* _Work to be completed_:
With the images removed, repeat the data below exactly.

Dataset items
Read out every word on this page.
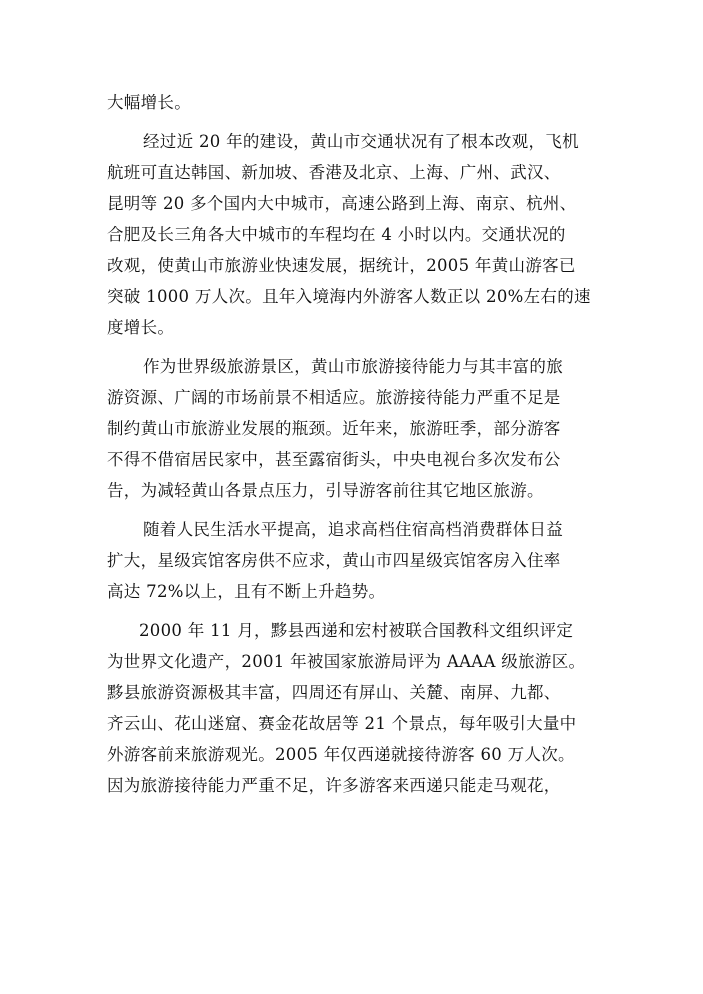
大幅增长。
经过近 20 年的建设，黄山市交通状况有了根本改观，飞机
航班可直达韩国、新加坡、香港及北京、上海、广州、武汉、
昆明等 20 多个国内大中城市，高速公路到上海、南京、杭州、
合肥及长三角各大中城市的车程均在 4 小时以内。交通状况的
改观，使黄山市旅游业快速发展，据统计，2005 年黄山游客已
突破 1000 万人次。且年入境海内外游客人数正以 20%左右的速
度增长。
作为世界级旅游景区，黄山市旅游接待能力与其丰富的旅
游资源、广阔的市场前景不相适应。旅游接待能力严重不足是
制约黄山市旅游业发展的瓶颈。近年来，旅游旺季，部分游客
不得不借宿居民家中，甚至露宿街头，中央电视台多次发布公
告，为减轻黄山各景点压力，引导游客前往其它地区旅游。
随着人民生活水平提高，追求高档住宿高档消费群体日益
扩大，星级宾馆客房供不应求，黄山市四星级宾馆客房入住率
高达 72%以上，且有不断上升趋势。
2000 年 11 月，黟县西递和宏村被联合国教科文组织评定
为世界文化遗产，2001 年被国家旅游局评为 AAAA 级旅游区。
黟县旅游资源极其丰富，四周还有屏山、关麓、南屏、九都、
齐云山、花山迷窟、赛金花故居等 21 个景点，每年吸引大量中
外游客前来旅游观光。2005 年仅西递就接待游客 60 万人次。
因为旅游接待能力严重不足，许多游客来西递只能走马观花，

* _Answer to this exercise_:
Read out every word on this page.
大幅增长。
经过近 20 年的建设，黄山市交通状况有了根本改观，飞机
航班可直达韩国、新加坡、香港及北京、上海、广州、武汉、
昆明等 20 多个国内大中城市，高速公路到上海、南京、杭州、
合肥及长三角各大中城市的车程均在 4 小时以内。交通状况的
改观，使黄山市旅游业快速发展，据统计，2005 年黄山游客已
突破 1000 万人次。且年入境海内外游客人数正以 20%左右的速
度增长。
作为世界级旅游景区，黄山市旅游接待能力与其丰富的旅
游资源、广阔的市场前景不相适应。旅游接待能力严重不足是
制约黄山市旅游业发展的瓶颈。近年来，旅游旺季，部分游客
不得不借宿居民家中，甚至露宿街头，中央电视台多次发布公
告，为减轻黄山各景点压力，引导游客前往其它地区旅游。
随着人民生活水平提高，追求高档住宿高档消费群体日益
扩大，星级宾馆客房供不应求，黄山市四星级宾馆客房入住率
高达 72%以上，且有不断上升趋势。
2000 年 11 月，黟县西递和宏村被联合国教科文组织评定
为世界文化遗产，2001 年被国家旅游局评为 AAAA 级旅游区。
黟县旅游资源极其丰富，四周还有屏山、关麓、南屏、九都、
齐云山、花山迷窟、赛金花故居等 21 个景点，每年吸引大量中
外游客前来旅游观光。2005 年仅西递就接待游客 60 万人次。
因为旅游接待能力严重不足，许多游客来西递只能走马观花，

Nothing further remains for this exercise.